start RECORDED DATA
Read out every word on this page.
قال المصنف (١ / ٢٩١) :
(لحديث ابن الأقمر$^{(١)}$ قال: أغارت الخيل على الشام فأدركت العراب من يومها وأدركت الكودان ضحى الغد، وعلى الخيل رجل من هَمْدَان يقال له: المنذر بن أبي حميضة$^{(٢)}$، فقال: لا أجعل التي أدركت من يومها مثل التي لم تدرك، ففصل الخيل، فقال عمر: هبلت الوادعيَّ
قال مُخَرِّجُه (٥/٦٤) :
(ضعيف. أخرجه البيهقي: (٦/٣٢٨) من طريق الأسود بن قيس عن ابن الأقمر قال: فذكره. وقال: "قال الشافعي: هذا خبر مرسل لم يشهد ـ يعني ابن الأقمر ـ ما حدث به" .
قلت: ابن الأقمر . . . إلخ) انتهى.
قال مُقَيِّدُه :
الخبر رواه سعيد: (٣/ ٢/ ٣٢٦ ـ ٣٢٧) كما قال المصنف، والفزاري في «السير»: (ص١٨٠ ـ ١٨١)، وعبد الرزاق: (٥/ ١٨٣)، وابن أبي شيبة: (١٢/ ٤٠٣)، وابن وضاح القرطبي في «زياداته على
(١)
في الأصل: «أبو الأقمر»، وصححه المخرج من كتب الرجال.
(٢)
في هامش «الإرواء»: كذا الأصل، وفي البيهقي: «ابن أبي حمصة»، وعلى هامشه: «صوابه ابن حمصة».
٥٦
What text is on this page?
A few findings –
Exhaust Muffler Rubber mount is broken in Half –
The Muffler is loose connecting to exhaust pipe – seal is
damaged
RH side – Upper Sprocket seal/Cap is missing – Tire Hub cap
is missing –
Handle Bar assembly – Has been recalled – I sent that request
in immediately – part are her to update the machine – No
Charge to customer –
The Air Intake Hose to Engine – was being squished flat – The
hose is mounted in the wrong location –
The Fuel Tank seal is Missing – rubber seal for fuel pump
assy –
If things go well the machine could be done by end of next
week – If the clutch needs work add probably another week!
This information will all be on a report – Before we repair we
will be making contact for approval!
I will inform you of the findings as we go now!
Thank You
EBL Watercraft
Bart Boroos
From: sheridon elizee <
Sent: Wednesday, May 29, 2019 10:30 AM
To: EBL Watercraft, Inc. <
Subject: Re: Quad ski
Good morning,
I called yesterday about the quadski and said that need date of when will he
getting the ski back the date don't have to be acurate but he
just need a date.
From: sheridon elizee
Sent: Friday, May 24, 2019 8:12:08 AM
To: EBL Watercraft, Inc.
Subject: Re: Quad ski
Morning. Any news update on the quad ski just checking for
end RECORDED DATA
### STATED PROBLEM
Show the lines of the records that contain the word "elizee".

### OUTPUT OF THE EXERCISE
From: sheridon elizee <
From: sheridon elizee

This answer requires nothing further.